** Start **
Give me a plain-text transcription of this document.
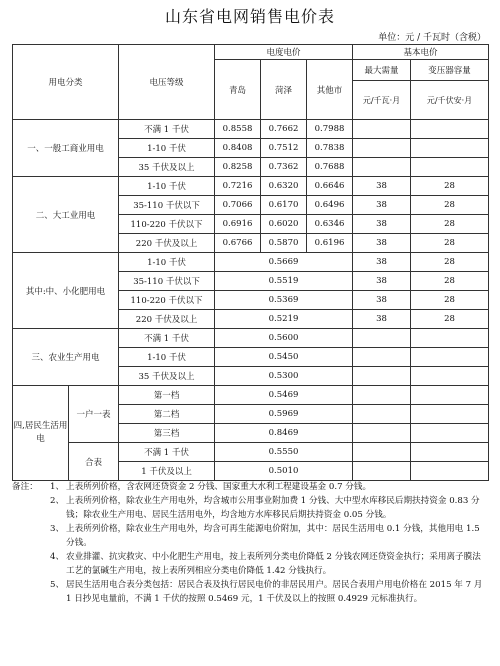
山东省电网销售电价表
单位：元 / 千瓦时（含税）
用电分类		电压等级	电度电价			基本电价	
			青岛	菏泽	其他市	最大需量	变压器容量
						元/千瓦·月	元/千伏安·月
一、一般工商业用电		不满 1 千伏	0.8558	0.7662	0.7988		
		1-10 千伏	0.8408	0.7512	0.7838		
		35 千伏及以上	0.8258	0.7362	0.7688		
二、大工业用电		1-10 千伏	0.7216	0.6320	0.6646	38	28
		35-110 千伏以下	0.7066	0.6170	0.6496	38	28
		110-220 千伏以下	0.6916	0.6020	0.6346	38	28
		220 千伏及以上	0.6766	0.5870	0.6196	38	28
其中:中、小化肥用电		1-10 千伏	0.5669			38	28
		35-110 千伏以下	0.5519			38	28
		110-220 千伏以下	0.5369			38	28
		220 千伏及以上	0.5219			38	28
三、农业生产用电		不满 1 千伏	0.5600				
		1-10 千伏	0.5450				
		35 千伏及以上	0.5300				
四,居民生活用电	一户一表	第一档	0.5469				
		第二档	0.5969				
		第三档	0.8469				
	合表	不满 1 千伏	0.5550				
		1 千伏及以上	0.5010				
备注：	1、 上表所列价格，含农网还贷资金 2 分钱、国家重大水利工程建设基金 0.7 分钱。
2、 上表所列价格，除农业生产用电外，均含城市公用事业附加费 1 分钱、大中型水库移民后期扶持资金 0.83 分钱；除农业生产用电、居民生活用电外，均含地方水库移民后期扶持资金 0.05 分钱。
3、 上表所列价格，除农业生产用电外，均含可再生能源电价附加，其中：居民生活用电 0.1 分钱，其他用电 1.5 分钱。
4、 农业排灌、抗灾救灾、中小化肥生产用电，按上表所列分类电价降低 2 分钱农网还贷资金执行；采用离子膜法工艺的氯碱生产用电，按上表所列相应分类电价降低 1.42 分钱执行。
5、 居民生活用电合表分类包括：居民合表及执行居民电价的非居民用户。居民合表用户用电价格在 2015 年 7 月 1 日抄见电量前，不满 1 千伏的按照 0.5469 元，1 千伏及以上的按照 0.4929 元标准执行。
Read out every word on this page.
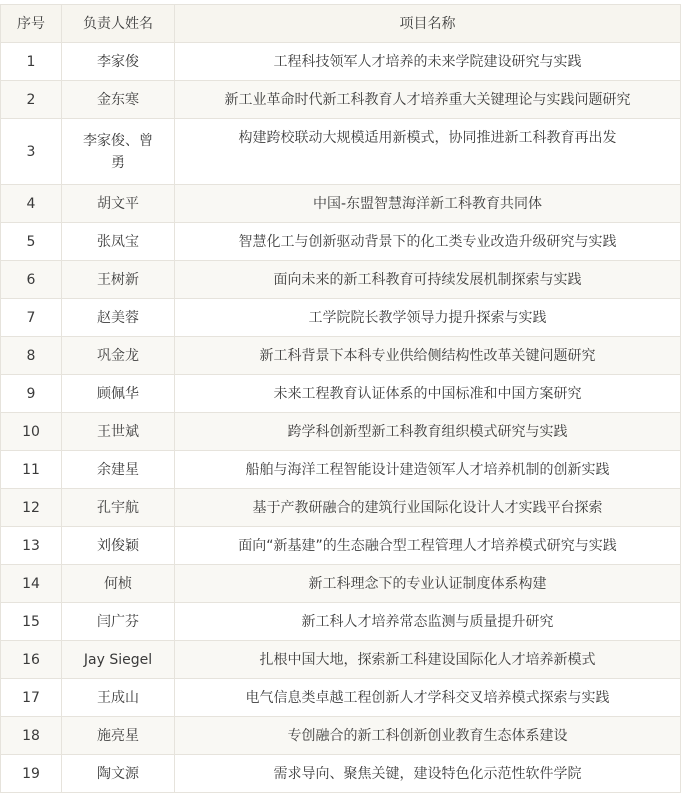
序号	负责人姓名	项目名称
1	李家俊	工程科技领军人才培养的未来学院建设研究与实践
2	金东寒	新工业革命时代新工科教育人才培养重大关键理论与实践问题研究
3	李家俊、曾勇	构建跨校联动大规模适用新模式，协同推进新工科教育再出发
4	胡文平	中国-东盟智慧海洋新工科教育共同体
5	张凤宝	智慧化工与创新驱动背景下的化工类专业改造升级研究与实践
6	王树新	面向未来的新工科教育可持续发展机制探索与实践
7	赵美蓉	工学院院长教学领导力提升探索与实践
8	巩金龙	新工科背景下本科专业供给侧结构性改革关键问题研究
9	顾佩华	未来工程教育认证体系的中国标准和中国方案研究
10	王世斌	跨学科创新型新工科教育组织模式研究与实践
11	余建星	船舶与海洋工程智能设计建造领军人才培养机制的创新实践
12	孔宇航	基于产教研融合的建筑行业国际化设计人才实践平台探索
13	刘俊颖	面向“新基建”的生态融合型工程管理人才培养模式研究与实践
14	何桢	新工科理念下的专业认证制度体系构建
15	闫广芬	新工科人才培养常态监测与质量提升研究
16	Jay Siegel	扎根中国大地，探索新工科建设国际化人才培养新模式
17	王成山	电气信息类卓越工程创新人才学科交叉培养模式探索与实践
18	施亮星	专创融合的新工科创新创业教育生态体系建设
19	陶文源	需求导向、聚焦关键，建设特色化示范性软件学院
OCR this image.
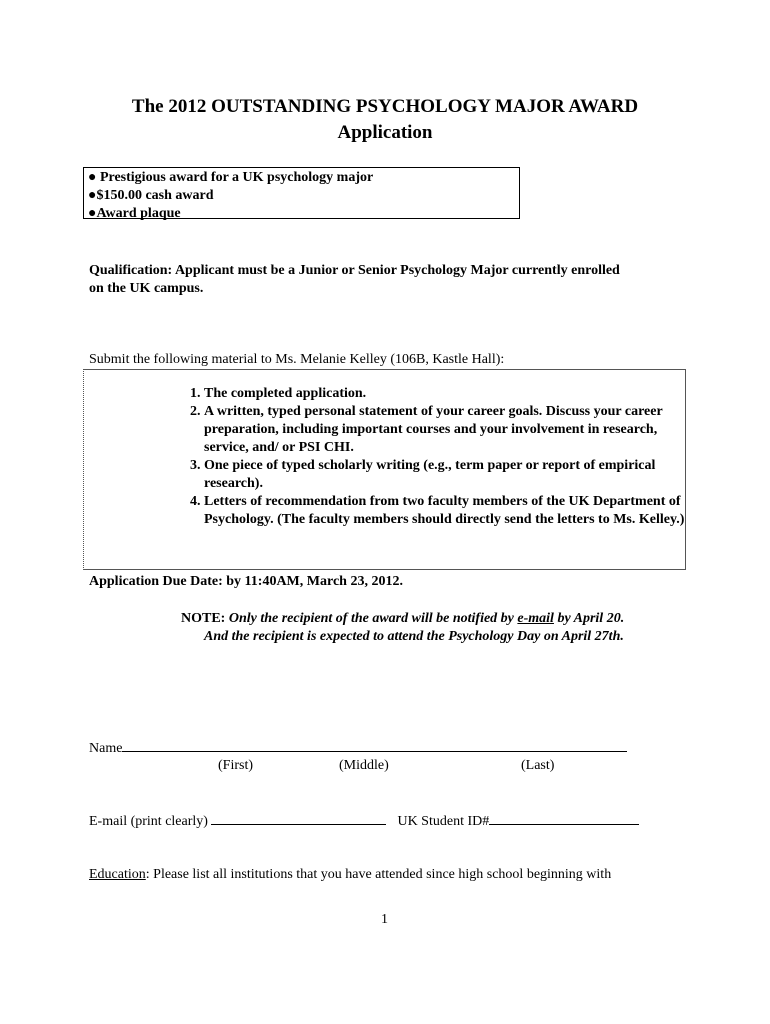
The 2012 OUTSTANDING PSYCHOLOGY MAJOR AWARD
Application
● Prestigious award for a UK psychology major
●$150.00 cash award
●Award plaque
Qualification: Applicant must be a Junior or Senior Psychology Major currently enrolled
on the UK campus.
Submit the following material to Ms. Melanie Kelley (106B, Kastle Hall):
1. The completed application.
2. A written, typed personal statement of your career goals. Discuss your career preparation, including important courses and your involvement in research, service, and/ or PSI CHI.
3. One piece of typed scholarly writing (e.g., term paper or report of empirical research).
4. Letters of recommendation from two faculty members of the UK Department of Psychology. (The faculty members should directly send the letters to Ms. Kelley.)
Application Due Date: by 11:40AM, March 23, 2012.
NOTE: Only the recipient of the award will be notified by e-mail by April 20.
And the recipient is expected to attend the Psychology Day on April 27th.
Name
(First)	(Middle)	(Last)
E-mail (print clearly)	UK Student ID#
Education: Please list all institutions that you have attended since high school beginning with
1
** End **
DO THIS. Every line of the data should be copied as it stands, without the images.

EXERCISE RESPONSE.
Give me a plain-text transcription of this document.
山东省电网销售电价表
单位：元 / 千瓦时（含税）
用电分类		电压等级	电度电价			基本电价	
			青岛	菏泽	其他市	最大需量	变压器容量
						元/千瓦·月	元/千伏安·月
一、一般工商业用电		不满 1 千伏	0.8558	0.7662	0.7988		
		1-10 千伏	0.8408	0.7512	0.7838		
		35 千伏及以上	0.8258	0.7362	0.7688		
二、大工业用电		1-10 千伏	0.7216	0.6320	0.6646	38	28
		35-110 千伏以下	0.7066	0.6170	0.6496	38	28
		110-220 千伏以下	0.6916	0.6020	0.6346	38	28
		220 千伏及以上	0.6766	0.5870	0.6196	38	28
其中:中、小化肥用电		1-10 千伏	0.5669			38	28
		35-110 千伏以下	0.5519			38	28
		110-220 千伏以下	0.5369			38	28
		220 千伏及以上	0.5219			38	28
三、农业生产用电		不满 1 千伏	0.5600				
		1-10 千伏	0.5450				
		35 千伏及以上	0.5300				
四,居民生活用电	一户一表	第一档	0.5469				
		第二档	0.5969				
		第三档	0.8469				
	合表	不满 1 千伏	0.5550				
		1 千伏及以上	0.5010				
备注：	1、 上表所列价格，含农网还贷资金 2 分钱、国家重大水利工程建设基金 0.7 分钱。
2、 上表所列价格，除农业生产用电外，均含城市公用事业附加费 1 分钱、大中型水库移民后期扶持资金 0.83 分钱；除农业生产用电、居民生活用电外，均含地方水库移民后期扶持资金 0.05 分钱。
3、 上表所列价格，除农业生产用电外，均含可再生能源电价附加，其中：居民生活用电 0.1 分钱，其他用电 1.5 分钱。
4、 农业排灌、抗灾救灾、中小化肥生产用电，按上表所列分类电价降低 2 分钱农网还贷资金执行；采用离子膜法工艺的氯碱生产用电，按上表所列相应分类电价降低 1.42 分钱执行。
5、 居民生活用电合表分类包括：居民合表及执行居民电价的非居民用户。居民合表用户用电价格在 2015 年 7 月 1 日抄见电量前，不满 1 千伏的按照 0.5469 元，1 千伏及以上的按照 0.4929 元标准执行。
Read out every word on this page.
序号	负责人姓名	项目名称
1	李家俊	工程科技领军人才培养的未来学院建设研究与实践
2	金东寒	新工业革命时代新工科教育人才培养重大关键理论与实践问题研究
3	李家俊、曾勇	构建跨校联动大规模适用新模式，协同推进新工科教育再出发
4	胡文平	中国-东盟智慧海洋新工科教育共同体
5	张凤宝	智慧化工与创新驱动背景下的化工类专业改造升级研究与实践
6	王树新	面向未来的新工科教育可持续发展机制探索与实践
7	赵美蓉	工学院院长教学领导力提升探索与实践
8	巩金龙	新工科背景下本科专业供给侧结构性改革关键问题研究
9	顾佩华	未来工程教育认证体系的中国标准和中国方案研究
10	王世斌	跨学科创新型新工科教育组织模式研究与实践
11	余建星	船舶与海洋工程智能设计建造领军人才培养机制的创新实践
12	孔宇航	基于产教研融合的建筑行业国际化设计人才实践平台探索
13	刘俊颖	面向“新基建”的生态融合型工程管理人才培养模式研究与实践
14	何桢	新工科理念下的专业认证制度体系构建
15	闫广芬	新工科人才培养常态监测与质量提升研究
16	Jay Siegel	扎根中国大地，探索新工科建设国际化人才培养新模式
17	王成山	电气信息类卓越工程创新人才学科交叉培养模式探索与实践
18	施亮星	专创融合的新工科创新创业教育生态体系建设
19	陶文源	需求导向、聚焦关键，建设特色化示范性软件学院
OCR this image.
The 2012 OUTSTANDING PSYCHOLOGY MAJOR AWARD
Application
● Prestigious award for a UK psychology major
●$150.00 cash award
●Award plaque
Qualification: Applicant must be a Junior or Senior Psychology Major currently enrolled
on the UK campus.
Submit the following material to Ms. Melanie Kelley (106B, Kastle Hall):
1. The completed application.
2. A written, typed personal statement of your career goals. Discuss your career preparation, including important courses and your involvement in research, service, and/ or PSI CHI.
3. One piece of typed scholarly writing (e.g., term paper or report of empirical research).
4. Letters of recommendation from two faculty members of the UK Department of Psychology. (The faculty members should directly send the letters to Ms. Kelley.)
Application Due Date: by 11:40AM, March 23, 2012.
NOTE: Only the recipient of the award will be notified by e-mail by April 20.
And the recipient is expected to attend the Psychology Day on April 27th.
Name
(First)	(Middle)	(Last)
E-mail (print clearly)	UK Student ID#
Education: Please list all institutions that you have attended since high school beginning with
1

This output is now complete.